** Begin Data in this exercise **
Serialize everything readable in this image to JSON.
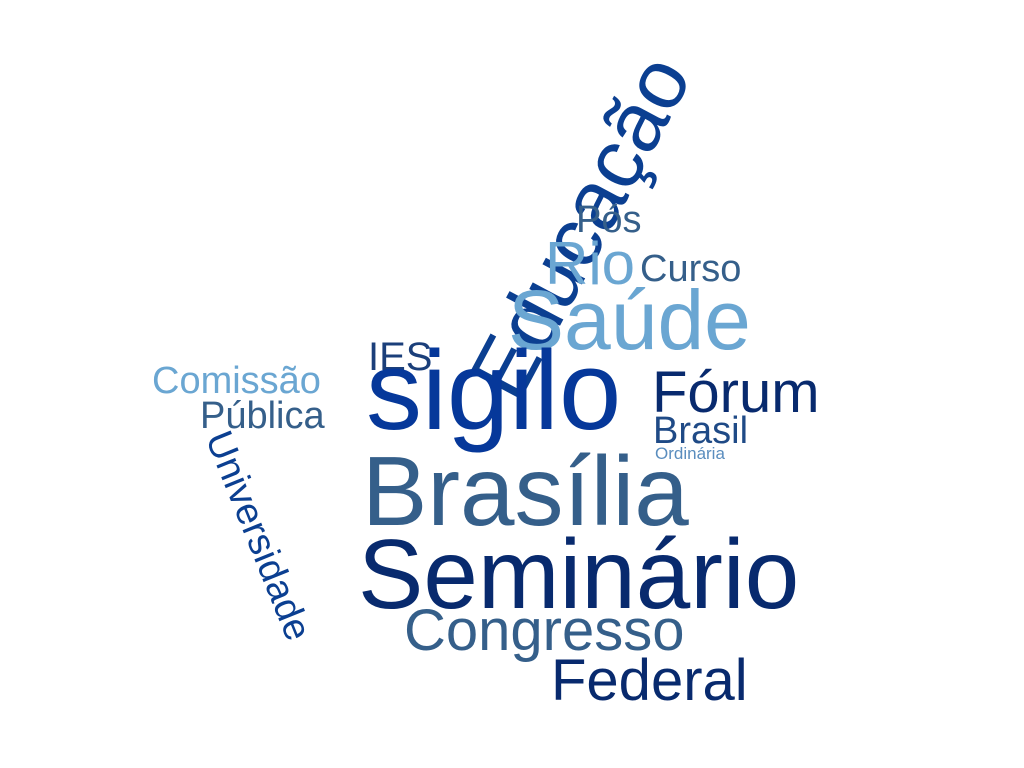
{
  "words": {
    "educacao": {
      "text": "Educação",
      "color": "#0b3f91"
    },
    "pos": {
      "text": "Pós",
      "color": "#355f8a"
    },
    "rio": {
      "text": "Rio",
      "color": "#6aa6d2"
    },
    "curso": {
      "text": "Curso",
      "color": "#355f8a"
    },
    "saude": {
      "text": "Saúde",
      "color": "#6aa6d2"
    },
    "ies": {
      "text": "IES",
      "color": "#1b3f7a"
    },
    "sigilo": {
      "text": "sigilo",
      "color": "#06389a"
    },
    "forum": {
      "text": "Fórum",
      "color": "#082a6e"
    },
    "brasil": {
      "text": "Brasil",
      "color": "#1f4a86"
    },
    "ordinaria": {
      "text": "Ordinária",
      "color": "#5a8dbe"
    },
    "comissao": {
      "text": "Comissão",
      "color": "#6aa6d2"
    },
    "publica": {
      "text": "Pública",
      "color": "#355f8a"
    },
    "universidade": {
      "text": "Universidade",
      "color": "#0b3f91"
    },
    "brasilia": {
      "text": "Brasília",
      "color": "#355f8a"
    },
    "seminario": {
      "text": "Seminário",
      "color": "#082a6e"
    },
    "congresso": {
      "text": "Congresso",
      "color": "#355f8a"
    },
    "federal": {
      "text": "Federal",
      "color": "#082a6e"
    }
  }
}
** End Data in this exercise **
** Begin Data in this exercise **
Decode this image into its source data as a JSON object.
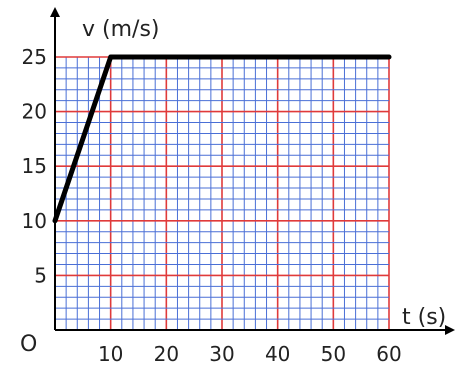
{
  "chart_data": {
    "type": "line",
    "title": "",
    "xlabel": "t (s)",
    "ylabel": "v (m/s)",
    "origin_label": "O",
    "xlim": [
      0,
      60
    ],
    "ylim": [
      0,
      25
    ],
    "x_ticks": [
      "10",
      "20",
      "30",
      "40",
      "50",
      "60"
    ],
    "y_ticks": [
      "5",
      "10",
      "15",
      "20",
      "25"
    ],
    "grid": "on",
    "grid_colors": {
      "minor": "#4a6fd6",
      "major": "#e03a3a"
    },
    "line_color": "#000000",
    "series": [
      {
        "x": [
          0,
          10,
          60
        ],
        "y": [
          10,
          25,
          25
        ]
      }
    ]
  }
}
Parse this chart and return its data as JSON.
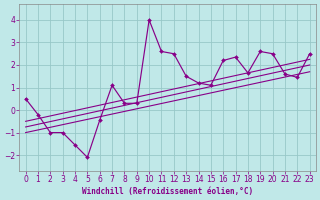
** End Data in this exercise **
** Begin Data in this exercise **
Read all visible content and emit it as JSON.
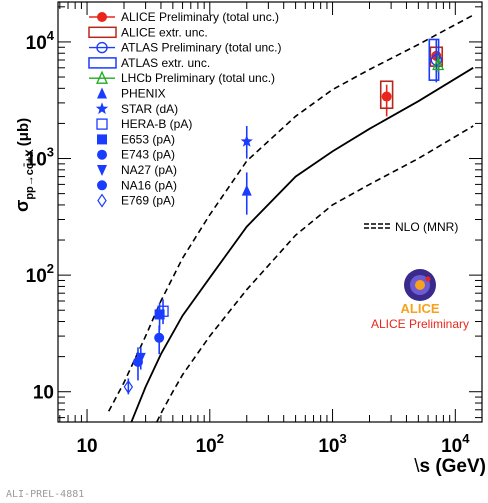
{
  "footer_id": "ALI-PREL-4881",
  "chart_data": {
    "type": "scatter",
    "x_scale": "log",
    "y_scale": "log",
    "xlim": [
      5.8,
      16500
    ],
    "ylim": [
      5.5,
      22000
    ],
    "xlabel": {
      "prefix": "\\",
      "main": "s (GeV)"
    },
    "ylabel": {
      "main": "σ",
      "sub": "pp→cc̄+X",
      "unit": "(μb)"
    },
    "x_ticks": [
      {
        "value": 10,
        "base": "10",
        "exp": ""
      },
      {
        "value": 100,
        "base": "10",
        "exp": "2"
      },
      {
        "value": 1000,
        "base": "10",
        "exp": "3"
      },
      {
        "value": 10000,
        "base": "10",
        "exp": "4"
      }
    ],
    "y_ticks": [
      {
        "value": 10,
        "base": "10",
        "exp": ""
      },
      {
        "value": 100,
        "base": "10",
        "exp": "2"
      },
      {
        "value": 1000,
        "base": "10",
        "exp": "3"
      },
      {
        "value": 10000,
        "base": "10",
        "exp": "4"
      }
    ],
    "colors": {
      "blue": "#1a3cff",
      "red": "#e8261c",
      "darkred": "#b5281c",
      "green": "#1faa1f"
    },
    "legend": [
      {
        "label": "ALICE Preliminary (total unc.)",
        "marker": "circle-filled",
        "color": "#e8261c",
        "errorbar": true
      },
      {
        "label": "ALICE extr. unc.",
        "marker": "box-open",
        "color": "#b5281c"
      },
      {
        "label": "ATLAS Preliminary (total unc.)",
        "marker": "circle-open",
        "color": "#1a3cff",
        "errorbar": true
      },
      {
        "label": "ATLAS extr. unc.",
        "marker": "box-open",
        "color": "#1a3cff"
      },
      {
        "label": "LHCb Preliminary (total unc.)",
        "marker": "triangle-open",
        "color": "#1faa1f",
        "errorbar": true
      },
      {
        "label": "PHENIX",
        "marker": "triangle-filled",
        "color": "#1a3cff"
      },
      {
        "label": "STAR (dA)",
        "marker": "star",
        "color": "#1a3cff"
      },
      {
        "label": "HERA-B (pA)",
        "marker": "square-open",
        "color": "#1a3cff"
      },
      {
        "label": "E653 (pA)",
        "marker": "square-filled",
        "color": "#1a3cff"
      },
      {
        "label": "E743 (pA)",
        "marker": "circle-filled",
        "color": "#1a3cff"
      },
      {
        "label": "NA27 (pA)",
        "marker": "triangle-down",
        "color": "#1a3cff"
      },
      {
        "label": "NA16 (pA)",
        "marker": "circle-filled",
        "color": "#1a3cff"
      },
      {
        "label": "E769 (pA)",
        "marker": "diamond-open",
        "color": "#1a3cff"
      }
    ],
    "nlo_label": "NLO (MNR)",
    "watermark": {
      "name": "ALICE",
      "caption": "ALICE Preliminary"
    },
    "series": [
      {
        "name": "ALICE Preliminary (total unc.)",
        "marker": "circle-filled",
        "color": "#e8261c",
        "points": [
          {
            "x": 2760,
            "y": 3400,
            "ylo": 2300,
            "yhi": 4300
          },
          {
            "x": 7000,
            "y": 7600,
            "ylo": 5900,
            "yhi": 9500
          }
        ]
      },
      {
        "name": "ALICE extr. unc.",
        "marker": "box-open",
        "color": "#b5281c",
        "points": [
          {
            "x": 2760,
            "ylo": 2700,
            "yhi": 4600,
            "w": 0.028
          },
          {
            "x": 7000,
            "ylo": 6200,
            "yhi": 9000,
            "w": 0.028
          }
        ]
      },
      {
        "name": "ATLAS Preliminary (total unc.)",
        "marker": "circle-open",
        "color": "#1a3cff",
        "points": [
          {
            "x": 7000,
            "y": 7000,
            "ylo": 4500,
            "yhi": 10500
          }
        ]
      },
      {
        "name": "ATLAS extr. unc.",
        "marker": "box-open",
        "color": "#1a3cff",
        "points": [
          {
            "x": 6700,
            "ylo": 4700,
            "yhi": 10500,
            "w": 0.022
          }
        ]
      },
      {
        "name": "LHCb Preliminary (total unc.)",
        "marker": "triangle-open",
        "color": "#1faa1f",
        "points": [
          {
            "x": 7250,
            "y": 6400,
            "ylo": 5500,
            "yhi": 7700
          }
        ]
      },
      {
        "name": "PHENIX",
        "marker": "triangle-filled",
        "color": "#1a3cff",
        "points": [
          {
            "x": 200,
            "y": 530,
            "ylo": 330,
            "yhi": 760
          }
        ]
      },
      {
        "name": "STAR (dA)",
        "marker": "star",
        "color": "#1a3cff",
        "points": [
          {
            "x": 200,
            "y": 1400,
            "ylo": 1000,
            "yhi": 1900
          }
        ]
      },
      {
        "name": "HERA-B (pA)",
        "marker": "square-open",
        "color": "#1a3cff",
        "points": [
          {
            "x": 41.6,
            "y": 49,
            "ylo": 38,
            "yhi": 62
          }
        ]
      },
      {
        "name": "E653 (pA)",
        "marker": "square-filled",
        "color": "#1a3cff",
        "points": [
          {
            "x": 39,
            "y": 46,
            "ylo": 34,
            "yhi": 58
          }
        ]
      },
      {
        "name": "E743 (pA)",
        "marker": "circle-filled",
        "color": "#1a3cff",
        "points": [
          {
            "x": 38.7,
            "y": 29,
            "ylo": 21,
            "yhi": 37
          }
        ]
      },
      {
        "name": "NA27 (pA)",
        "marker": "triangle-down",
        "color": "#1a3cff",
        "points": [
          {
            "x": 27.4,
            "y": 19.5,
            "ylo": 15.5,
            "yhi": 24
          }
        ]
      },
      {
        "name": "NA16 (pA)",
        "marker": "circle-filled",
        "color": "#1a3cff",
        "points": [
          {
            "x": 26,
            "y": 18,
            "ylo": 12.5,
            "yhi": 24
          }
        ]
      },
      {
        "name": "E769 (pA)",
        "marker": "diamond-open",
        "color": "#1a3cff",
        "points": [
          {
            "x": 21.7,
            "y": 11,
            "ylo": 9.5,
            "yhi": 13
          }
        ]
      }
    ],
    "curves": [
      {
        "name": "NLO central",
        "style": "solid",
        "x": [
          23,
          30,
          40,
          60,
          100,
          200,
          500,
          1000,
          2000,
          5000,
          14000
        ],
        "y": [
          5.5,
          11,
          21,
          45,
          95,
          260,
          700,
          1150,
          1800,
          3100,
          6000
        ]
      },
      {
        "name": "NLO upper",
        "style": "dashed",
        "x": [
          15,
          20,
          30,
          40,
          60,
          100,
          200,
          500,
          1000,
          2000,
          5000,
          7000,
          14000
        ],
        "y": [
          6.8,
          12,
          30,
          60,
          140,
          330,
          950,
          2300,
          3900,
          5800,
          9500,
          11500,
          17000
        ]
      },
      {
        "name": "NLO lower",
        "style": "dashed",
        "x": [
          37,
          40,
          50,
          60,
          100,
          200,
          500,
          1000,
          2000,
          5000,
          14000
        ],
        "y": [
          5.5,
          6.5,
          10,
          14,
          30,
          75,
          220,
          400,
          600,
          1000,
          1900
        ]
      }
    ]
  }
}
** End Data in this exercise **
**Short problem**. Gather up the lines that contain the word "ATLAS".

**Correct answer**.
        "label": "ATLAS Preliminary (total unc.)",
        "label": "ATLAS extr. unc.",
        "name": "ATLAS Preliminary (total unc.)",
        "name": "ATLAS extr. unc.",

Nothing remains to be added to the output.